Print all of the entries exactly, minus the pictures.

(Collected data)
============
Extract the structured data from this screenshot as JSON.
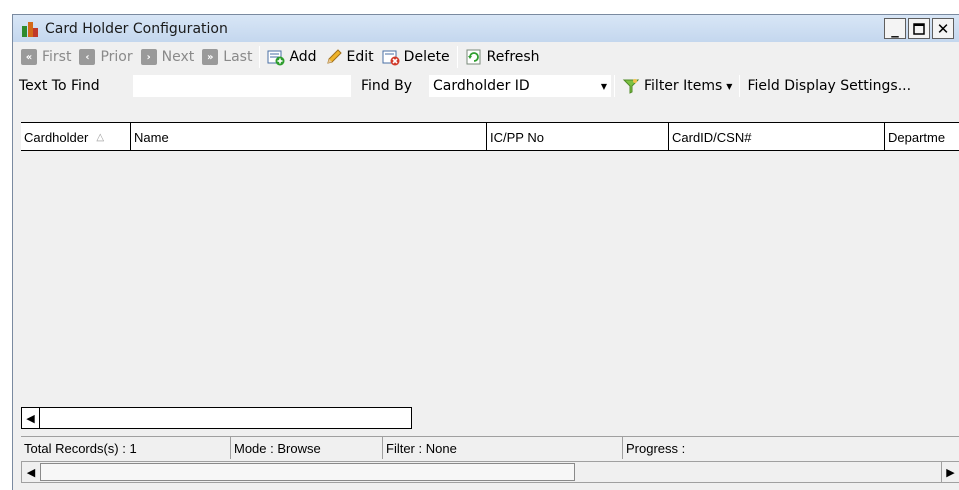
{
  "window": {
    "title": "Card Holder Configuration",
    "controls": {
      "minimize": "_",
      "maximize": "☐",
      "close": "✕"
    }
  },
  "toolbar": {
    "first_label": "First",
    "prior_label": "Prior",
    "next_label": "Next",
    "last_label": "Last",
    "add_label": "Add",
    "edit_label": "Edit",
    "delete_label": "Delete",
    "refresh_label": "Refresh"
  },
  "find": {
    "text_to_find_label": "Text To Find",
    "text_to_find_value": "",
    "find_by_label": "Find By",
    "find_by_value": "Cardholder ID",
    "filter_items_label": "Filter Items",
    "field_display_label": "Field Display Settings..."
  },
  "grid": {
    "columns": [
      {
        "label": "Cardholder",
        "sorted": "asc"
      },
      {
        "label": "Name"
      },
      {
        "label": "IC/PP No"
      },
      {
        "label": "CardID/CSN#"
      },
      {
        "label": "Departme"
      }
    ]
  },
  "status": {
    "total_records": "Total Records(s) : 1",
    "mode": "Mode : Browse",
    "filter": "Filter : None",
    "progress": "Progress :"
  },
  "icons": {
    "app": "card-holder-app-icon",
    "nav_first": "first-record-icon",
    "nav_prior": "prior-record-icon",
    "nav_next": "next-record-icon",
    "nav_last": "last-record-icon",
    "add": "add-record-icon",
    "edit": "pencil-icon",
    "delete": "delete-record-icon",
    "refresh": "refresh-icon",
    "filter": "funnel-icon"
  },
  "colors": {
    "titlebar": "#c4d7ee",
    "window_bg": "#f0f0f0",
    "disabled_text": "#8a8a8a"
  }
}
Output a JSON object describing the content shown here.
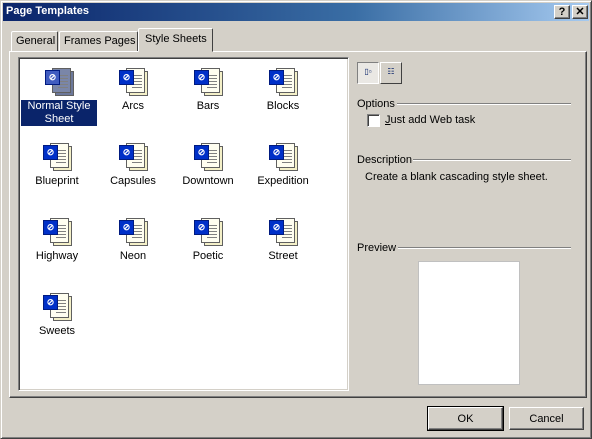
{
  "window": {
    "title": "Page Templates",
    "help_label": "?",
    "close_label": "✕"
  },
  "tabs": [
    {
      "label": "General",
      "active": false
    },
    {
      "label": "Frames Pages",
      "active": false
    },
    {
      "label": "Style Sheets",
      "active": true
    }
  ],
  "templates": [
    {
      "label": "Normal Style Sheet",
      "selected": true
    },
    {
      "label": "Arcs"
    },
    {
      "label": "Bars"
    },
    {
      "label": "Blocks"
    },
    {
      "label": "Blueprint"
    },
    {
      "label": "Capsules"
    },
    {
      "label": "Downtown"
    },
    {
      "label": "Expedition"
    },
    {
      "label": "Highway"
    },
    {
      "label": "Neon"
    },
    {
      "label": "Poetic"
    },
    {
      "label": "Street"
    },
    {
      "label": "Sweets"
    }
  ],
  "view_buttons": {
    "large_icons": "large-icons-icon",
    "details": "details-icon"
  },
  "options": {
    "heading": "Options",
    "checkbox": {
      "label_underlined": "J",
      "label_rest": "ust add Web task",
      "checked": false
    }
  },
  "description": {
    "heading": "Description",
    "text": "Create a blank cascading style sheet."
  },
  "preview": {
    "heading": "Preview"
  },
  "buttons": {
    "ok": "OK",
    "cancel": "Cancel"
  },
  "colors": {
    "titlebar": "#0a246a",
    "selection": "#0a246a",
    "face": "#d4d0c8"
  }
}
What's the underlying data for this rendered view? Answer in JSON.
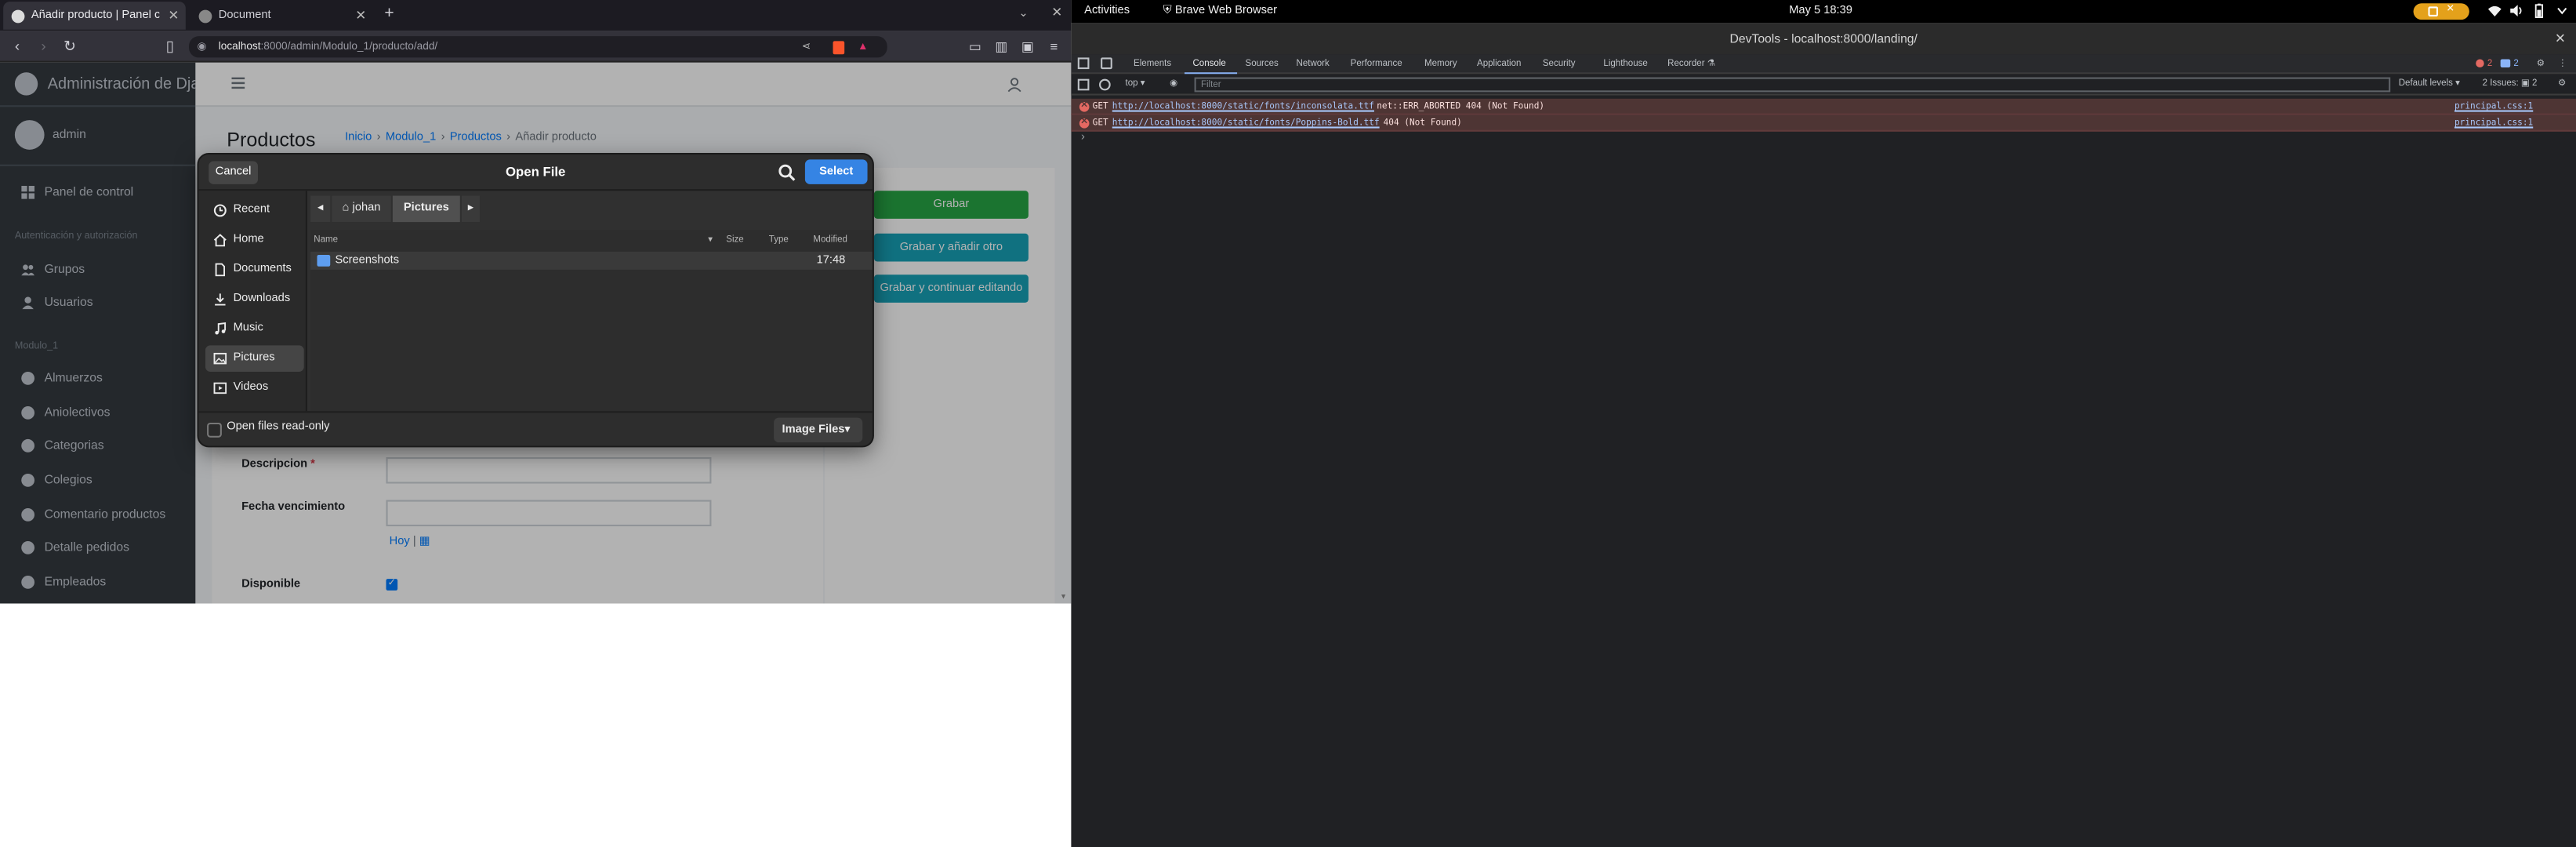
{
  "browser": {
    "tabs": [
      {
        "title": "Añadir producto | Panel c"
      },
      {
        "title": "Document"
      }
    ],
    "new_tab": "+",
    "url_host": "localhost",
    "url_path": ":8000/admin/Modulo_1/producto/add/"
  },
  "admin": {
    "brand": "Administración de Djan",
    "user": "admin",
    "sidebar": {
      "dashboard": "Panel de control",
      "section_auth": "Autenticación y autorización",
      "groups": "Grupos",
      "users": "Usuarios",
      "section_modulo": "Modulo_1",
      "models": [
        "Almuerzos",
        "Aniolectivos",
        "Categorias",
        "Colegios",
        "Comentario productos",
        "Detalle pedidos",
        "Empleados"
      ]
    },
    "page_title": "Productos",
    "breadcrumb": {
      "home": "Inicio",
      "module": "Modulo_1",
      "model": "Productos",
      "current": "Añadir producto",
      "sep": "›"
    },
    "buttons": {
      "save": "Grabar",
      "save_add": "Grabar y añadir otro",
      "save_continue": "Grabar y continuar editando"
    },
    "fields": {
      "descripcion": "Descripcion",
      "required_mark": "*",
      "fecha": "Fecha vencimiento",
      "hoy": "Hoy",
      "hoy_sep": "|",
      "disponible": "Disponible",
      "disponible_checked": true
    },
    "colors": {
      "sidebar": "#343a40",
      "primary": "#007bff",
      "success": "#28a745",
      "info": "#17a2b8"
    }
  },
  "dialog": {
    "title": "Open File",
    "cancel": "Cancel",
    "select": "Select",
    "places": [
      "Recent",
      "Home",
      "Documents",
      "Downloads",
      "Music",
      "Pictures",
      "Videos"
    ],
    "selected_place": "Pictures",
    "path": [
      "johan",
      "Pictures"
    ],
    "columns": {
      "name": "Name",
      "size": "Size",
      "type": "Type",
      "modified": "Modified"
    },
    "files": [
      {
        "name": "Screenshots",
        "modified": "17:48",
        "icon": "folder-icon"
      }
    ],
    "read_only_label": "Open files read-only",
    "filter": "Image Files",
    "accent": "#3584e4"
  },
  "topbar": {
    "activities": "Activities",
    "app": "Brave Web Browser",
    "clock": "May 5  18:39"
  },
  "devtools": {
    "title": "DevTools - localhost:8000/landing/",
    "tabs": [
      "Elements",
      "Console",
      "Sources",
      "Network",
      "Performance",
      "Memory",
      "Application",
      "Security",
      "Lighthouse",
      "Recorder ⚗"
    ],
    "active_tab": "Console",
    "context": "top ▾",
    "filter_placeholder": "Filter",
    "levels": "Default levels ▾",
    "issues": "2 Issues:  ▣ 2",
    "error_count": "2",
    "warn_count": "2",
    "errors": [
      {
        "method": "GET",
        "url": "http://localhost:8000/static/fonts/inconsolata.ttf",
        "msg": "net::ERR_ABORTED 404 (Not Found)",
        "source": "principal.css:1"
      },
      {
        "method": "GET",
        "url": "http://localhost:8000/static/fonts/Poppins-Bold.ttf",
        "msg": "404 (Not Found)",
        "source": "principal.css:1"
      }
    ],
    "prompt": "›"
  }
}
============
*Reply*:
Extract the structured data from this screenshot as JSON.
{
  "window": {
    "title": "Card Holder Configuration",
    "controls": {
      "minimize": "_",
      "maximize": "☐",
      "close": "✕"
    }
  },
  "toolbar": {
    "first_label": "First",
    "prior_label": "Prior",
    "next_label": "Next",
    "last_label": "Last",
    "add_label": "Add",
    "edit_label": "Edit",
    "delete_label": "Delete",
    "refresh_label": "Refresh"
  },
  "find": {
    "text_to_find_label": "Text To Find",
    "text_to_find_value": "",
    "find_by_label": "Find By",
    "find_by_value": "Cardholder ID",
    "filter_items_label": "Filter Items",
    "field_display_label": "Field Display Settings..."
  },
  "grid": {
    "columns": [
      {
        "label": "Cardholder",
        "sorted": "asc"
      },
      {
        "label": "Name"
      },
      {
        "label": "IC/PP No"
      },
      {
        "label": "CardID/CSN#"
      },
      {
        "label": "Departme"
      }
    ]
  },
  "status": {
    "total_records": "Total Records(s) : 1",
    "mode": "Mode : Browse",
    "filter": "Filter : None",
    "progress": "Progress :"
  },
  "icons": {
    "app": "card-holder-app-icon",
    "nav_first": "first-record-icon",
    "nav_prior": "prior-record-icon",
    "nav_next": "next-record-icon",
    "nav_last": "last-record-icon",
    "add": "add-record-icon",
    "edit": "pencil-icon",
    "delete": "delete-record-icon",
    "refresh": "refresh-icon",
    "filter": "funnel-icon"
  },
  "colors": {
    "titlebar": "#c4d7ee",
    "window_bg": "#f0f0f0",
    "disabled_text": "#8a8a8a"
  }
}
Output a JSON object describing the content shown here.
{
  "window": {
    "title": "Page Templates",
    "help_label": "?",
    "close_label": "✕"
  },
  "tabs": [
    {
      "label": "General",
      "active": false
    },
    {
      "label": "Frames Pages",
      "active": false
    },
    {
      "label": "Style Sheets",
      "active": true
    }
  ],
  "templates": [
    {
      "label": "Normal Style Sheet",
      "selected": true
    },
    {
      "label": "Arcs"
    },
    {
      "label": "Bars"
    },
    {
      "label": "Blocks"
    },
    {
      "label": "Blueprint"
    },
    {
      "label": "Capsules"
    },
    {
      "label": "Downtown"
    },
    {
      "label": "Expedition"
    },
    {
      "label": "Highway"
    },
    {
      "label": "Neon"
    },
    {
      "label": "Poetic"
    },
    {
      "label": "Street"
    },
    {
      "label": "Sweets"
    }
  ],
  "view_buttons": {
    "large_icons": "large-icons-icon",
    "details": "details-icon"
  },
  "options": {
    "heading": "Options",
    "checkbox": {
      "label_underlined": "J",
      "label_rest": "ust add Web task",
      "checked": false
    }
  },
  "description": {
    "heading": "Description",
    "text": "Create a blank cascading style sheet."
  },
  "preview": {
    "heading": "Preview"
  },
  "buttons": {
    "ok": "OK",
    "cancel": "Cancel"
  },
  "colors": {
    "titlebar": "#0a246a",
    "selection": "#0a246a",
    "face": "#d4d0c8"
  }
}
What's the underlying data for this rendered view? Answer in JSON.
{
  "browser": {
    "tabs": [
      {
        "title": "Añadir producto | Panel c"
      },
      {
        "title": "Document"
      }
    ],
    "new_tab": "+",
    "url_host": "localhost",
    "url_path": ":8000/admin/Modulo_1/producto/add/"
  },
  "admin": {
    "brand": "Administración de Djan",
    "user": "admin",
    "sidebar": {
      "dashboard": "Panel de control",
      "section_auth": "Autenticación y autorización",
      "groups": "Grupos",
      "users": "Usuarios",
      "section_modulo": "Modulo_1",
      "models": [
        "Almuerzos",
        "Aniolectivos",
        "Categorias",
        "Colegios",
        "Comentario productos",
        "Detalle pedidos",
        "Empleados"
      ]
    },
    "page_title": "Productos",
    "breadcrumb": {
      "home": "Inicio",
      "module": "Modulo_1",
      "model": "Productos",
      "current": "Añadir producto",
      "sep": "›"
    },
    "buttons": {
      "save": "Grabar",
      "save_add": "Grabar y añadir otro",
      "save_continue": "Grabar y continuar editando"
    },
    "fields": {
      "descripcion": "Descripcion",
      "required_mark": "*",
      "fecha": "Fecha vencimiento",
      "hoy": "Hoy",
      "hoy_sep": "|",
      "disponible": "Disponible",
      "disponible_checked": true
    },
    "colors": {
      "sidebar": "#343a40",
      "primary": "#007bff",
      "success": "#28a745",
      "info": "#17a2b8"
    }
  },
  "dialog": {
    "title": "Open File",
    "cancel": "Cancel",
    "select": "Select",
    "places": [
      "Recent",
      "Home",
      "Documents",
      "Downloads",
      "Music",
      "Pictures",
      "Videos"
    ],
    "selected_place": "Pictures",
    "path": [
      "johan",
      "Pictures"
    ],
    "columns": {
      "name": "Name",
      "size": "Size",
      "type": "Type",
      "modified": "Modified"
    },
    "files": [
      {
        "name": "Screenshots",
        "modified": "17:48",
        "icon": "folder-icon"
      }
    ],
    "read_only_label": "Open files read-only",
    "filter": "Image Files",
    "accent": "#3584e4"
  },
  "topbar": {
    "activities": "Activities",
    "app": "Brave Web Browser",
    "clock": "May 5  18:39"
  },
  "devtools": {
    "title": "DevTools - localhost:8000/landing/",
    "tabs": [
      "Elements",
      "Console",
      "Sources",
      "Network",
      "Performance",
      "Memory",
      "Application",
      "Security",
      "Lighthouse",
      "Recorder ⚗"
    ],
    "active_tab": "Console",
    "context": "top ▾",
    "filter_placeholder": "Filter",
    "levels": "Default levels ▾",
    "issues": "2 Issues:  ▣ 2",
    "error_count": "2",
    "warn_count": "2",
    "errors": [
      {
        "method": "GET",
        "url": "http://localhost:8000/static/fonts/inconsolata.ttf",
        "msg": "net::ERR_ABORTED 404 (Not Found)",
        "source": "principal.css:1"
      },
      {
        "method": "GET",
        "url": "http://localhost:8000/static/fonts/Poppins-Bold.ttf",
        "msg": "404 (Not Found)",
        "source": "principal.css:1"
      }
    ],
    "prompt": "›"
  }
}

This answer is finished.